DIRECTIVE: Lines containing the string "violences" are to be counted; report only how many there are.

________________

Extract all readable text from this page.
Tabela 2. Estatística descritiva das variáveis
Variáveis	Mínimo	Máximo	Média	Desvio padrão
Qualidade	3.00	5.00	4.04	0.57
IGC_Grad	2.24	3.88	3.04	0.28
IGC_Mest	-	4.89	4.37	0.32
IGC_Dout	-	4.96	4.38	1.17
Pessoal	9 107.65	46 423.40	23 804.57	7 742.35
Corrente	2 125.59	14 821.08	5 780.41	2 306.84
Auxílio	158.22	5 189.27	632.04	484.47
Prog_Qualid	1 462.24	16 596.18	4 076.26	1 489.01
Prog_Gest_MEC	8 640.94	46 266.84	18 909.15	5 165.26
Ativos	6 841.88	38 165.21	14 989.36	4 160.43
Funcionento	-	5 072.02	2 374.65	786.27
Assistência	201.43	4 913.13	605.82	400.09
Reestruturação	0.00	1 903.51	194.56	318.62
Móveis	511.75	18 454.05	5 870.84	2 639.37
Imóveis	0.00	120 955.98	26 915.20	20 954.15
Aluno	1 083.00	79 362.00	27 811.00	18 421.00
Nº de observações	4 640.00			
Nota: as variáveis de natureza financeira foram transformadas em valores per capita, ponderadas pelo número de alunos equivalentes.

________________

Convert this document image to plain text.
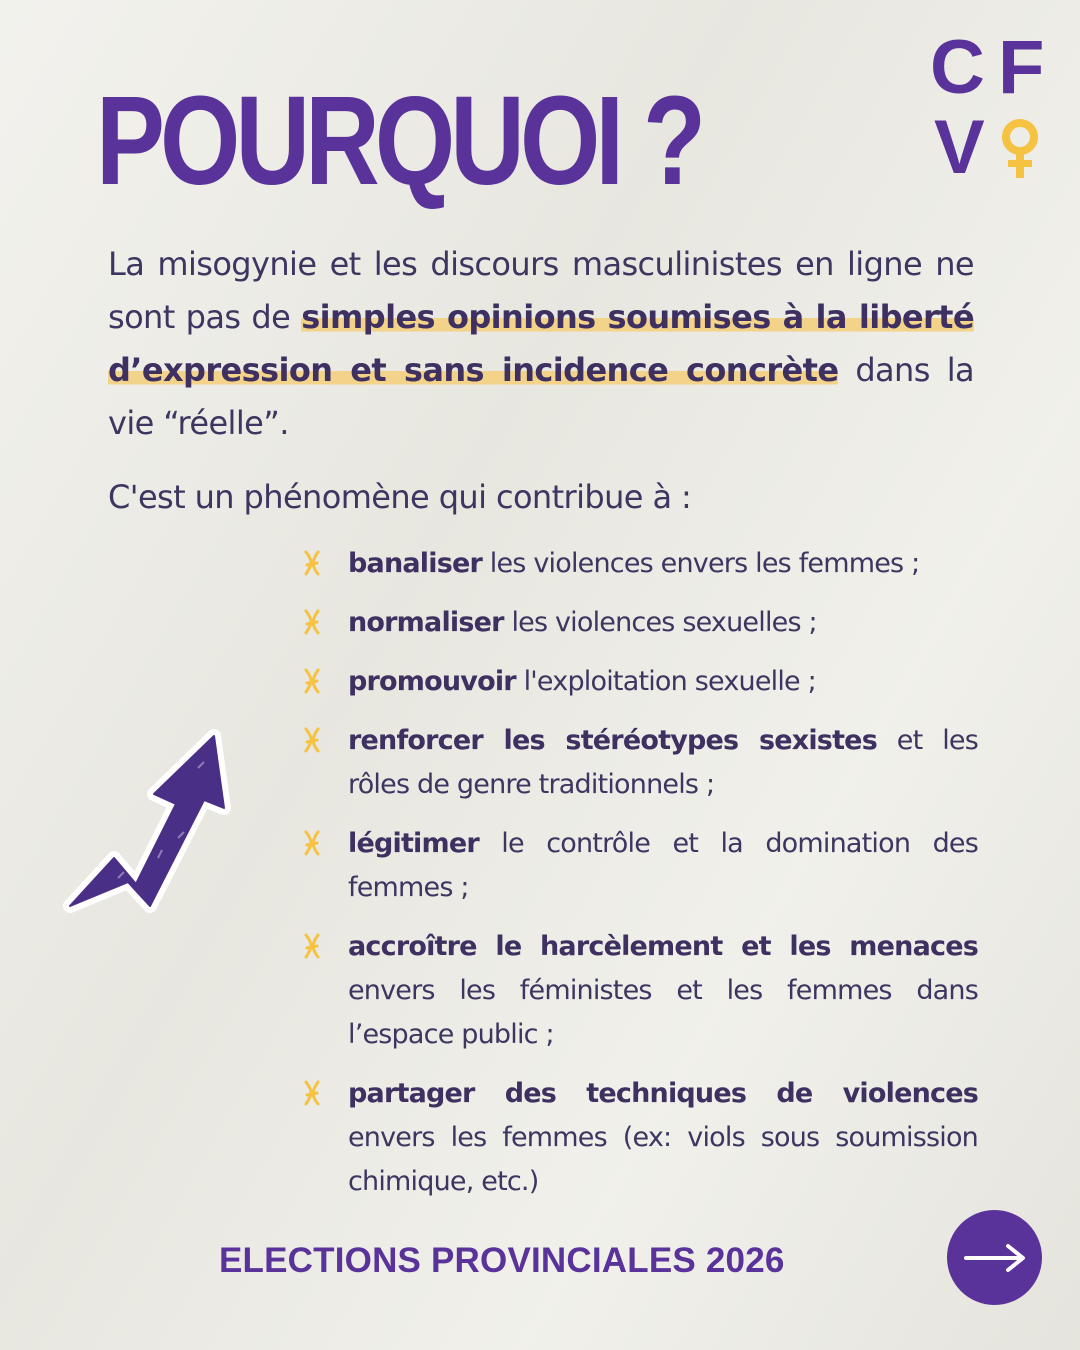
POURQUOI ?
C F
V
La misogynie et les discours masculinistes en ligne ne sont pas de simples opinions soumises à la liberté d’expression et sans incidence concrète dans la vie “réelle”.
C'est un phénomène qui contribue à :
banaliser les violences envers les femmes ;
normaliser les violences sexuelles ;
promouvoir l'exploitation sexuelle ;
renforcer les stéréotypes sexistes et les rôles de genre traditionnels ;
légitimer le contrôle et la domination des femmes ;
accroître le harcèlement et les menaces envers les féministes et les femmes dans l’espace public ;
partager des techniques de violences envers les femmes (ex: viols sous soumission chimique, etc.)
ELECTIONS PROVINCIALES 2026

________________

WRITTEN SOLUTION: 3